- [Aim]:
The records that follow must be repeated verbatim, every one of them.

Figure data in JSON
####################

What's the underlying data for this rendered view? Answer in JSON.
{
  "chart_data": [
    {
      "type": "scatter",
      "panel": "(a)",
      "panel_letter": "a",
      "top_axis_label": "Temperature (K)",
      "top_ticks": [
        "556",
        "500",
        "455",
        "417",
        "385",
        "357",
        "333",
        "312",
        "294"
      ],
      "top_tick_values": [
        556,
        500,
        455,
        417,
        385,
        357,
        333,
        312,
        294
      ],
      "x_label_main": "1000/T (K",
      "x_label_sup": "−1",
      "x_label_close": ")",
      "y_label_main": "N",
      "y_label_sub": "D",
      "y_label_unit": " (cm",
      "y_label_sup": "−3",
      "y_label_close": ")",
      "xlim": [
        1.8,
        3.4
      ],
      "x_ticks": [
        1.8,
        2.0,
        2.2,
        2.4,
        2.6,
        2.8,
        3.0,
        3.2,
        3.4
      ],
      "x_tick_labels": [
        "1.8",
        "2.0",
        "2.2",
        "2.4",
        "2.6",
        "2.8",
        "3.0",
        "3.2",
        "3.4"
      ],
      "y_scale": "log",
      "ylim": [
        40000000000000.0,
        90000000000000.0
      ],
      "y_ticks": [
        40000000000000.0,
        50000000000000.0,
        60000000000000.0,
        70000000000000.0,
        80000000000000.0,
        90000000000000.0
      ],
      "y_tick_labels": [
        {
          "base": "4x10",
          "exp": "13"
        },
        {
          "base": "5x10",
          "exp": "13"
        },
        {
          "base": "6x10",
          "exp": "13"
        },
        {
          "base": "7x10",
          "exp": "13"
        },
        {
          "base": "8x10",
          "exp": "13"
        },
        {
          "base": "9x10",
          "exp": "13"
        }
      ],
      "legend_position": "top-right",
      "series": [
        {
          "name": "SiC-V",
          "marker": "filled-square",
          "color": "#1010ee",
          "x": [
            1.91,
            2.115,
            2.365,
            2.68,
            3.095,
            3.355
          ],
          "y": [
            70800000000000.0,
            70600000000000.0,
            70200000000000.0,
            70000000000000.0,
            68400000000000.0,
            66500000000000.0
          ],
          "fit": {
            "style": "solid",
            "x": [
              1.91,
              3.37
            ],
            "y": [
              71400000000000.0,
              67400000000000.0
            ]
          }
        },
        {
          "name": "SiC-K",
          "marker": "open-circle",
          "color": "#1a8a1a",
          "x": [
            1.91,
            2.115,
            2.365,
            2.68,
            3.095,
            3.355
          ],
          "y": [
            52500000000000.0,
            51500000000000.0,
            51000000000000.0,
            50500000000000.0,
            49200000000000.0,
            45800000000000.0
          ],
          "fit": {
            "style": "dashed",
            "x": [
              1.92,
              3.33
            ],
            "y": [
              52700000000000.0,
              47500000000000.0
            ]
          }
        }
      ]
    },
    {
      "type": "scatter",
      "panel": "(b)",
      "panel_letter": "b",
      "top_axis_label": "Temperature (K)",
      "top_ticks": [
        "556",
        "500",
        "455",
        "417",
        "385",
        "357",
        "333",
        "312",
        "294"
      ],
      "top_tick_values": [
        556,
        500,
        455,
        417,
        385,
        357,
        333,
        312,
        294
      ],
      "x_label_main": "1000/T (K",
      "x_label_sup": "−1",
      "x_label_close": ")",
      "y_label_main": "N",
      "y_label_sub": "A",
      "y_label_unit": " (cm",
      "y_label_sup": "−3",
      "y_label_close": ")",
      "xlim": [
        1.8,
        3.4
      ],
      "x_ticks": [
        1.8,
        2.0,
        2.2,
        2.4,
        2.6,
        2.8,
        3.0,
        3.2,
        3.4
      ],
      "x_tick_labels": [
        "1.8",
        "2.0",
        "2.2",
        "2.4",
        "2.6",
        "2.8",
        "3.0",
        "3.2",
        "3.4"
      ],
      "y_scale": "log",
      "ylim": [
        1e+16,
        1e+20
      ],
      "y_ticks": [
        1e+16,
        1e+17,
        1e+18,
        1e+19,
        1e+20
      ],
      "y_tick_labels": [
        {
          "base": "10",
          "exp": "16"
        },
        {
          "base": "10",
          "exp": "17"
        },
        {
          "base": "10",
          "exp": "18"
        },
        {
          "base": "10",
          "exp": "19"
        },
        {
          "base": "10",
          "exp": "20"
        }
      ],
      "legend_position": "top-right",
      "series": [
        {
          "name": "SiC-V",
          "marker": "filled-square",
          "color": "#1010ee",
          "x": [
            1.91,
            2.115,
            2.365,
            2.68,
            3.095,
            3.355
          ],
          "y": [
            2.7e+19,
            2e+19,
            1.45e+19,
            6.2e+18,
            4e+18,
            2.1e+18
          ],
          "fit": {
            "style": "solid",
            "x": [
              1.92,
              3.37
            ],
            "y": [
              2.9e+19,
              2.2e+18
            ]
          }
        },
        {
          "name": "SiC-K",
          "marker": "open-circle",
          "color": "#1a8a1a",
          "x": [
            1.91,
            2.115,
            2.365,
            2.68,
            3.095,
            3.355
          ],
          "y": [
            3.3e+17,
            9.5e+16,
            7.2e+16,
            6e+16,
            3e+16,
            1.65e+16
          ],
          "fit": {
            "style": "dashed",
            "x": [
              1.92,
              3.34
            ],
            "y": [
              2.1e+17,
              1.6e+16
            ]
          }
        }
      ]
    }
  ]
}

####################

- [Exercise response]:
What's the underlying data for this rendered view? Answer in JSON.
{
  "chart_data": [
    {
      "type": "scatter",
      "panel": "(a)",
      "panel_letter": "a",
      "top_axis_label": "Temperature (K)",
      "top_ticks": [
        "556",
        "500",
        "455",
        "417",
        "385",
        "357",
        "333",
        "312",
        "294"
      ],
      "top_tick_values": [
        556,
        500,
        455,
        417,
        385,
        357,
        333,
        312,
        294
      ],
      "x_label_main": "1000/T (K",
      "x_label_sup": "−1",
      "x_label_close": ")",
      "y_label_main": "N",
      "y_label_sub": "D",
      "y_label_unit": " (cm",
      "y_label_sup": "−3",
      "y_label_close": ")",
      "xlim": [
        1.8,
        3.4
      ],
      "x_ticks": [
        1.8,
        2.0,
        2.2,
        2.4,
        2.6,
        2.8,
        3.0,
        3.2,
        3.4
      ],
      "x_tick_labels": [
        "1.8",
        "2.0",
        "2.2",
        "2.4",
        "2.6",
        "2.8",
        "3.0",
        "3.2",
        "3.4"
      ],
      "y_scale": "log",
      "ylim": [
        40000000000000.0,
        90000000000000.0
      ],
      "y_ticks": [
        40000000000000.0,
        50000000000000.0,
        60000000000000.0,
        70000000000000.0,
        80000000000000.0,
        90000000000000.0
      ],
      "y_tick_labels": [
        {
          "base": "4x10",
          "exp": "13"
        },
        {
          "base": "5x10",
          "exp": "13"
        },
        {
          "base": "6x10",
          "exp": "13"
        },
        {
          "base": "7x10",
          "exp": "13"
        },
        {
          "base": "8x10",
          "exp": "13"
        },
        {
          "base": "9x10",
          "exp": "13"
        }
      ],
      "legend_position": "top-right",
      "series": [
        {
          "name": "SiC-V",
          "marker": "filled-square",
          "color": "#1010ee",
          "x": [
            1.91,
            2.115,
            2.365,
            2.68,
            3.095,
            3.355
          ],
          "y": [
            70800000000000.0,
            70600000000000.0,
            70200000000000.0,
            70000000000000.0,
            68400000000000.0,
            66500000000000.0
          ],
          "fit": {
            "style": "solid",
            "x": [
              1.91,
              3.37
            ],
            "y": [
              71400000000000.0,
              67400000000000.0
            ]
          }
        },
        {
          "name": "SiC-K",
          "marker": "open-circle",
          "color": "#1a8a1a",
          "x": [
            1.91,
            2.115,
            2.365,
            2.68,
            3.095,
            3.355
          ],
          "y": [
            52500000000000.0,
            51500000000000.0,
            51000000000000.0,
            50500000000000.0,
            49200000000000.0,
            45800000000000.0
          ],
          "fit": {
            "style": "dashed",
            "x": [
              1.92,
              3.33
            ],
            "y": [
              52700000000000.0,
              47500000000000.0
            ]
          }
        }
      ]
    },
    {
      "type": "scatter",
      "panel": "(b)",
      "panel_letter": "b",
      "top_axis_label": "Temperature (K)",
      "top_ticks": [
        "556",
        "500",
        "455",
        "417",
        "385",
        "357",
        "333",
        "312",
        "294"
      ],
      "top_tick_values": [
        556,
        500,
        455,
        417,
        385,
        357,
        333,
        312,
        294
      ],
      "x_label_main": "1000/T (K",
      "x_label_sup": "−1",
      "x_label_close": ")",
      "y_label_main": "N",
      "y_label_sub": "A",
      "y_label_unit": " (cm",
      "y_label_sup": "−3",
      "y_label_close": ")",
      "xlim": [
        1.8,
        3.4
      ],
      "x_ticks": [
        1.8,
        2.0,
        2.2,
        2.4,
        2.6,
        2.8,
        3.0,
        3.2,
        3.4
      ],
      "x_tick_labels": [
        "1.8",
        "2.0",
        "2.2",
        "2.4",
        "2.6",
        "2.8",
        "3.0",
        "3.2",
        "3.4"
      ],
      "y_scale": "log",
      "ylim": [
        1e+16,
        1e+20
      ],
      "y_ticks": [
        1e+16,
        1e+17,
        1e+18,
        1e+19,
        1e+20
      ],
      "y_tick_labels": [
        {
          "base": "10",
          "exp": "16"
        },
        {
          "base": "10",
          "exp": "17"
        },
        {
          "base": "10",
          "exp": "18"
        },
        {
          "base": "10",
          "exp": "19"
        },
        {
          "base": "10",
          "exp": "20"
        }
      ],
      "legend_position": "top-right",
      "series": [
        {
          "name": "SiC-V",
          "marker": "filled-square",
          "color": "#1010ee",
          "x": [
            1.91,
            2.115,
            2.365,
            2.68,
            3.095,
            3.355
          ],
          "y": [
            2.7e+19,
            2e+19,
            1.45e+19,
            6.2e+18,
            4e+18,
            2.1e+18
          ],
          "fit": {
            "style": "solid",
            "x": [
              1.92,
              3.37
            ],
            "y": [
              2.9e+19,
              2.2e+18
            ]
          }
        },
        {
          "name": "SiC-K",
          "marker": "open-circle",
          "color": "#1a8a1a",
          "x": [
            1.91,
            2.115,
            2.365,
            2.68,
            3.095,
            3.355
          ],
          "y": [
            3.3e+17,
            9.5e+16,
            7.2e+16,
            6e+16,
            3e+16,
            1.65e+16
          ],
          "fit": {
            "style": "dashed",
            "x": [
              1.92,
              3.34
            ],
            "y": [
              2.1e+17,
              1.6e+16
            ]
          }
        }
      ]
    }
  ]
}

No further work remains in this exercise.